● What you have to do:
State only the number of lines that contain the string "migrants".

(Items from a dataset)
____

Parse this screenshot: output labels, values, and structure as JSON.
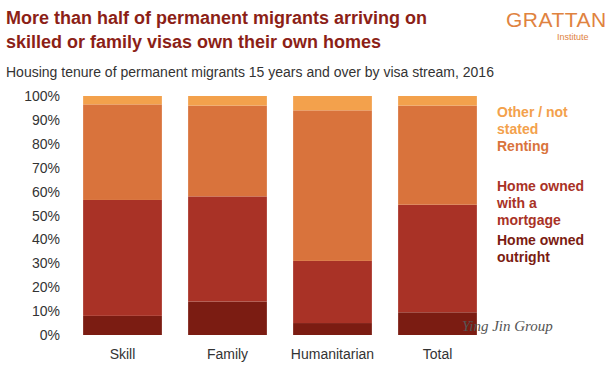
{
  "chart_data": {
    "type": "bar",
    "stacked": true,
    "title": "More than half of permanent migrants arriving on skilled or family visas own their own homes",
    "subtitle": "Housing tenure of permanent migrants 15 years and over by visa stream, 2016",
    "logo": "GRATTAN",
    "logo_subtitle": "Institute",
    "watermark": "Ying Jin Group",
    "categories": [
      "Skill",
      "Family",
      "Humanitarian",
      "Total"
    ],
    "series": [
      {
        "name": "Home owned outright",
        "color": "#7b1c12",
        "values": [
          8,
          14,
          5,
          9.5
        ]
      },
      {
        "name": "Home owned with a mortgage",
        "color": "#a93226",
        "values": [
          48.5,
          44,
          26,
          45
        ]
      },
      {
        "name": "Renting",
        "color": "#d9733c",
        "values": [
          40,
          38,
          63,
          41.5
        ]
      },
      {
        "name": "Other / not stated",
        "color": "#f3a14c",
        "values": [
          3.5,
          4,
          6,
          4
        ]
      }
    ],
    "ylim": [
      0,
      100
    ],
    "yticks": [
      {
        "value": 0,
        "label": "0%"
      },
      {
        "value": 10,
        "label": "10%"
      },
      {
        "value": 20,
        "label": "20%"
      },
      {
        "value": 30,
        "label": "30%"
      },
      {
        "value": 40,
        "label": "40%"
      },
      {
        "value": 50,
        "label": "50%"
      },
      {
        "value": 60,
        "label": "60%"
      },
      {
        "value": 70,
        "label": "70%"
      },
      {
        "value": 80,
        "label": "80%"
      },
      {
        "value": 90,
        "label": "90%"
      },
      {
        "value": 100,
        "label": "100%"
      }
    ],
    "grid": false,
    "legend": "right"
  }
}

____

● Answer for this exercise:
2